REQUEST.
Output all of the records exactly as written.

RECORDS FOR THIS EXERCISE.
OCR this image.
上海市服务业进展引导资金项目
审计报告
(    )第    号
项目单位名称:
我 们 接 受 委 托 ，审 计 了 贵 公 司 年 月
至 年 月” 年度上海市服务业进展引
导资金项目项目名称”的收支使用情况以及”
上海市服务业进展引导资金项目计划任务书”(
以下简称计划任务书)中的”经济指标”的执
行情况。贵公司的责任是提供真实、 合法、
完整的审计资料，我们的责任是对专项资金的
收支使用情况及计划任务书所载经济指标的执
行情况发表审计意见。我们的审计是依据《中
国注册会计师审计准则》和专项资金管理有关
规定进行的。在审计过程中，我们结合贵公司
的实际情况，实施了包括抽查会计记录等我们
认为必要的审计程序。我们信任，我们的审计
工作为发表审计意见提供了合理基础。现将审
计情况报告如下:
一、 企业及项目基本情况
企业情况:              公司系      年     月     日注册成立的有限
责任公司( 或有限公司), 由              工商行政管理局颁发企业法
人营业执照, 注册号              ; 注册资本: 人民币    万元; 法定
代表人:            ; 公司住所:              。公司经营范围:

SOLVED EXERCISE.
OCR this image.
上海市服务业进展引导资金项目
审计报告
(    )第    号
项目单位名称:
我 们 接 受 委 托 ，审 计 了 贵 公 司 年 月
至 年 月” 年度上海市服务业进展引
导资金项目项目名称”的收支使用情况以及”
上海市服务业进展引导资金项目计划任务书”(
以下简称计划任务书)中的”经济指标”的执
行情况。贵公司的责任是提供真实、 合法、
完整的审计资料，我们的责任是对专项资金的
收支使用情况及计划任务书所载经济指标的执
行情况发表审计意见。我们的审计是依据《中
国注册会计师审计准则》和专项资金管理有关
规定进行的。在审计过程中，我们结合贵公司
的实际情况，实施了包括抽查会计记录等我们
认为必要的审计程序。我们信任，我们的审计
工作为发表审计意见提供了合理基础。现将审
计情况报告如下:
一、 企业及项目基本情况
企业情况:              公司系      年     月     日注册成立的有限
责任公司( 或有限公司), 由              工商行政管理局颁发企业法
人营业执照, 注册号              ; 注册资本: 人民币    万元; 法定
代表人:            ; 公司住所:              。公司经营范围:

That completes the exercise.